--- BEGIN ---

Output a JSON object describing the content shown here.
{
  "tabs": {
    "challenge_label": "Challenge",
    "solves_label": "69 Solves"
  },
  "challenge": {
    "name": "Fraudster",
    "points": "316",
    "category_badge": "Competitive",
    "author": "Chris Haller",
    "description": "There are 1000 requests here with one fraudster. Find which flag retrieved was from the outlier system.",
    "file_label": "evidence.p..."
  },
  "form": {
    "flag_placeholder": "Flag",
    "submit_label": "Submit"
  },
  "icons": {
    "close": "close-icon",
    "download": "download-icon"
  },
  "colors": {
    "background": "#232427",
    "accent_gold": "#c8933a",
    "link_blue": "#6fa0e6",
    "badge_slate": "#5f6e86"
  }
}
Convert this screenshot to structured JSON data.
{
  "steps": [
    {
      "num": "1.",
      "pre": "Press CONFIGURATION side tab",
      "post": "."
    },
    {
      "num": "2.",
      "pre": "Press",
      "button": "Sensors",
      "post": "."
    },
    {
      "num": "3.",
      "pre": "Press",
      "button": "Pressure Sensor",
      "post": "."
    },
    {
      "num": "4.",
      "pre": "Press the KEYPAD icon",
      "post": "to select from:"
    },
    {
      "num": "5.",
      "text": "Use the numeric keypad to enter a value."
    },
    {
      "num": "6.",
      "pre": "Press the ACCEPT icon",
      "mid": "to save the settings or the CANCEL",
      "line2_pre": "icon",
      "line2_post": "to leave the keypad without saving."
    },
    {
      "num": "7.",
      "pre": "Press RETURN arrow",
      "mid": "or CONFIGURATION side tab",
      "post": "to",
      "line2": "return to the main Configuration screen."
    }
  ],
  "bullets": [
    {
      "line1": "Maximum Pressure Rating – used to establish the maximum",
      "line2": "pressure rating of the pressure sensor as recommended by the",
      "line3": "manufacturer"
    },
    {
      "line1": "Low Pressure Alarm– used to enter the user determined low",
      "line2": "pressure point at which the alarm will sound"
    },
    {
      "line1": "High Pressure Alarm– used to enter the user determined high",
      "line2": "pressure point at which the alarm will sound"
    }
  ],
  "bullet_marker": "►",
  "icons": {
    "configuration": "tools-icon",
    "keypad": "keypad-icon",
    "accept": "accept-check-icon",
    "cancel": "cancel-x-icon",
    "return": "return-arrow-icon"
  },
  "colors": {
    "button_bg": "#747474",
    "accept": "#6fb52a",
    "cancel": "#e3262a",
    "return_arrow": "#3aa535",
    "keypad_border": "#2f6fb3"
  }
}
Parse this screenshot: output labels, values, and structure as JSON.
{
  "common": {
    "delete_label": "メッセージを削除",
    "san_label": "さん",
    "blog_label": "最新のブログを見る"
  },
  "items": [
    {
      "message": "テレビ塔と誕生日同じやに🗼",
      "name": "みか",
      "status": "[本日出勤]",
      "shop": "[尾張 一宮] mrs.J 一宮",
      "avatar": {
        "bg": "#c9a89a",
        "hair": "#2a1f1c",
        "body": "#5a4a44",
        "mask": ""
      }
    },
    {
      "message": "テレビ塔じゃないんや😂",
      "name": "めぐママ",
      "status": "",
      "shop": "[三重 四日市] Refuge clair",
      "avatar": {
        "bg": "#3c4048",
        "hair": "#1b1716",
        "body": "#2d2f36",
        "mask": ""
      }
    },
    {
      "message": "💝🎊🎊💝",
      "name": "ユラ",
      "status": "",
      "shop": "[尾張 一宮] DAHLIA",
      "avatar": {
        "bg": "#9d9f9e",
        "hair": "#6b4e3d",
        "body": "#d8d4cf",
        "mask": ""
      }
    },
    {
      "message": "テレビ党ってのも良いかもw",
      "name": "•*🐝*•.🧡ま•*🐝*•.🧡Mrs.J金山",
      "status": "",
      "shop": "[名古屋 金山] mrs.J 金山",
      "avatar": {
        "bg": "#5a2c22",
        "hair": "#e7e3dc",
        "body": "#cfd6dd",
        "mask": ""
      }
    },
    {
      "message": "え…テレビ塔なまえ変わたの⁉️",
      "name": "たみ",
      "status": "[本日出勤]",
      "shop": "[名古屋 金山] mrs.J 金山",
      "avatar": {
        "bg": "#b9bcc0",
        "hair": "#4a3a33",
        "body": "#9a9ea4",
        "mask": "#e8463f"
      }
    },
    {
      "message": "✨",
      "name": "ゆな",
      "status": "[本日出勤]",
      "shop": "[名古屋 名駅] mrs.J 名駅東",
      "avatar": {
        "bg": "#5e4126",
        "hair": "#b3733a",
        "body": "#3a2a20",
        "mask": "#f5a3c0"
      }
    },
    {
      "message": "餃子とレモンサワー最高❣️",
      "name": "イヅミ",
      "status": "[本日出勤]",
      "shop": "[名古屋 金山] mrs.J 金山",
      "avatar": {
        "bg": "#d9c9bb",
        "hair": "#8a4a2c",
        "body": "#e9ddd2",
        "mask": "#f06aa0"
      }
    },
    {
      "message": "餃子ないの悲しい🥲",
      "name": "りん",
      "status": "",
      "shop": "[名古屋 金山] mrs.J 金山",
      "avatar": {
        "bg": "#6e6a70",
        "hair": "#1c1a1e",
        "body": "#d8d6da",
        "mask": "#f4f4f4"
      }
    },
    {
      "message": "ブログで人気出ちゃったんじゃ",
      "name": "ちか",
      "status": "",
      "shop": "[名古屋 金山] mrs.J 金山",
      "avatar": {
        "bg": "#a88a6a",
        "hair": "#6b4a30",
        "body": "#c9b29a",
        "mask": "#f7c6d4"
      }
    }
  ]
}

--- END ---

#### What to produce
Return every entry exactly as given.

#### Answer to the exercise
Output a JSON object describing the content shown here.
{
  "tabs": {
    "challenge_label": "Challenge",
    "solves_label": "69 Solves"
  },
  "challenge": {
    "name": "Fraudster",
    "points": "316",
    "category_badge": "Competitive",
    "author": "Chris Haller",
    "description": "There are 1000 requests here with one fraudster. Find which flag retrieved was from the outlier system.",
    "file_label": "evidence.p..."
  },
  "form": {
    "flag_placeholder": "Flag",
    "submit_label": "Submit"
  },
  "icons": {
    "close": "close-icon",
    "download": "download-icon"
  },
  "colors": {
    "background": "#232427",
    "accent_gold": "#c8933a",
    "link_blue": "#6fa0e6",
    "badge_slate": "#5f6e86"
  }
}
Convert this screenshot to structured JSON data.
{
  "steps": [
    {
      "num": "1.",
      "pre": "Press CONFIGURATION side tab",
      "post": "."
    },
    {
      "num": "2.",
      "pre": "Press",
      "button": "Sensors",
      "post": "."
    },
    {
      "num": "3.",
      "pre": "Press",
      "button": "Pressure Sensor",
      "post": "."
    },
    {
      "num": "4.",
      "pre": "Press the KEYPAD icon",
      "post": "to select from:"
    },
    {
      "num": "5.",
      "text": "Use the numeric keypad to enter a value."
    },
    {
      "num": "6.",
      "pre": "Press the ACCEPT icon",
      "mid": "to save the settings or the CANCEL",
      "line2_pre": "icon",
      "line2_post": "to leave the keypad without saving."
    },
    {
      "num": "7.",
      "pre": "Press RETURN arrow",
      "mid": "or CONFIGURATION side tab",
      "post": "to",
      "line2": "return to the main Configuration screen."
    }
  ],
  "bullets": [
    {
      "line1": "Maximum Pressure Rating – used to establish the maximum",
      "line2": "pressure rating of the pressure sensor as recommended by the",
      "line3": "manufacturer"
    },
    {
      "line1": "Low Pressure Alarm– used to enter the user determined low",
      "line2": "pressure point at which the alarm will sound"
    },
    {
      "line1": "High Pressure Alarm– used to enter the user determined high",
      "line2": "pressure point at which the alarm will sound"
    }
  ],
  "bullet_marker": "►",
  "icons": {
    "configuration": "tools-icon",
    "keypad": "keypad-icon",
    "accept": "accept-check-icon",
    "cancel": "cancel-x-icon",
    "return": "return-arrow-icon"
  },
  "colors": {
    "button_bg": "#747474",
    "accept": "#6fb52a",
    "cancel": "#e3262a",
    "return_arrow": "#3aa535",
    "keypad_border": "#2f6fb3"
  }
}
Parse this screenshot: output labels, values, and structure as JSON.
{
  "common": {
    "delete_label": "メッセージを削除",
    "san_label": "さん",
    "blog_label": "最新のブログを見る"
  },
  "items": [
    {
      "message": "テレビ塔と誕生日同じやに🗼",
      "name": "みか",
      "status": "[本日出勤]",
      "shop": "[尾張 一宮] mrs.J 一宮",
      "avatar": {
        "bg": "#c9a89a",
        "hair": "#2a1f1c",
        "body": "#5a4a44",
        "mask": ""
      }
    },
    {
      "message": "テレビ塔じゃないんや😂",
      "name": "めぐママ",
      "status": "",
      "shop": "[三重 四日市] Refuge clair",
      "avatar": {
        "bg": "#3c4048",
        "hair": "#1b1716",
        "body": "#2d2f36",
        "mask": ""
      }
    },
    {
      "message": "💝🎊🎊💝",
      "name": "ユラ",
      "status": "",
      "shop": "[尾張 一宮] DAHLIA",
      "avatar": {
        "bg": "#9d9f9e",
        "hair": "#6b4e3d",
        "body": "#d8d4cf",
        "mask": ""
      }
    },
    {
      "message": "テレビ党ってのも良いかもw",
      "name": "•*🐝*•.🧡ま•*🐝*•.🧡Mrs.J金山",
      "status": "",
      "shop": "[名古屋 金山] mrs.J 金山",
      "avatar": {
        "bg": "#5a2c22",
        "hair": "#e7e3dc",
        "body": "#cfd6dd",
        "mask": ""
      }
    },
    {
      "message": "え…テレビ塔なまえ変わたの⁉️",
      "name": "たみ",
      "status": "[本日出勤]",
      "shop": "[名古屋 金山] mrs.J 金山",
      "avatar": {
        "bg": "#b9bcc0",
        "hair": "#4a3a33",
        "body": "#9a9ea4",
        "mask": "#e8463f"
      }
    },
    {
      "message": "✨",
      "name": "ゆな",
      "status": "[本日出勤]",
      "shop": "[名古屋 名駅] mrs.J 名駅東",
      "avatar": {
        "bg": "#5e4126",
        "hair": "#b3733a",
        "body": "#3a2a20",
        "mask": "#f5a3c0"
      }
    },
    {
      "message": "餃子とレモンサワー最高❣️",
      "name": "イヅミ",
      "status": "[本日出勤]",
      "shop": "[名古屋 金山] mrs.J 金山",
      "avatar": {
        "bg": "#d9c9bb",
        "hair": "#8a4a2c",
        "body": "#e9ddd2",
        "mask": "#f06aa0"
      }
    },
    {
      "message": "餃子ないの悲しい🥲",
      "name": "りん",
      "status": "",
      "shop": "[名古屋 金山] mrs.J 金山",
      "avatar": {
        "bg": "#6e6a70",
        "hair": "#1c1a1e",
        "body": "#d8d6da",
        "mask": "#f4f4f4"
      }
    },
    {
      "message": "ブログで人気出ちゃったんじゃ",
      "name": "ちか",
      "status": "",
      "shop": "[名古屋 金山] mrs.J 金山",
      "avatar": {
        "bg": "#a88a6a",
        "hair": "#6b4a30",
        "body": "#c9b29a",
        "mask": "#f7c6d4"
      }
    }
  ]
}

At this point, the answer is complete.